→ **Instructions for the task**
Transcribe every record that appears below, exactly and in full.

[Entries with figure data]
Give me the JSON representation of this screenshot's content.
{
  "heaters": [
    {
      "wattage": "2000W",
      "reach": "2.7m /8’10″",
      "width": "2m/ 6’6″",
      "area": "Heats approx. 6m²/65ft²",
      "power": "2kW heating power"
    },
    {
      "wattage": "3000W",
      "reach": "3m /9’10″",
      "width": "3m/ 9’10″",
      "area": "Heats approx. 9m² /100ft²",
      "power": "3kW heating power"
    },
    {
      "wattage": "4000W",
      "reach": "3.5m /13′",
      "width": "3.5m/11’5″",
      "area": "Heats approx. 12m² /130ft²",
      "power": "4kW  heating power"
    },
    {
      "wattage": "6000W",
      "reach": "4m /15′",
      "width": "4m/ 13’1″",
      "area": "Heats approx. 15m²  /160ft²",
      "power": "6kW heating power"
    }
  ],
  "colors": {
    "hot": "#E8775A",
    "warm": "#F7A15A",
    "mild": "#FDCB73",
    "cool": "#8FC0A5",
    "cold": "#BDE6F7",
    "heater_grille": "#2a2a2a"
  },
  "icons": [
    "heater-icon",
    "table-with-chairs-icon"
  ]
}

→ **Task solution**
Give me the JSON representation of this screenshot's content.
{
  "heaters": [
    {
      "wattage": "2000W",
      "reach": "2.7m /8’10″",
      "width": "2m/ 6’6″",
      "area": "Heats approx. 6m²/65ft²",
      "power": "2kW heating power"
    },
    {
      "wattage": "3000W",
      "reach": "3m /9’10″",
      "width": "3m/ 9’10″",
      "area": "Heats approx. 9m² /100ft²",
      "power": "3kW heating power"
    },
    {
      "wattage": "4000W",
      "reach": "3.5m /13′",
      "width": "3.5m/11’5″",
      "area": "Heats approx. 12m² /130ft²",
      "power": "4kW  heating power"
    },
    {
      "wattage": "6000W",
      "reach": "4m /15′",
      "width": "4m/ 13’1″",
      "area": "Heats approx. 15m²  /160ft²",
      "power": "6kW heating power"
    }
  ],
  "colors": {
    "hot": "#E8775A",
    "warm": "#F7A15A",
    "mild": "#FDCB73",
    "cool": "#8FC0A5",
    "cold": "#BDE6F7",
    "heater_grille": "#2a2a2a"
  },
  "icons": [
    "heater-icon",
    "table-with-chairs-icon"
  ]
}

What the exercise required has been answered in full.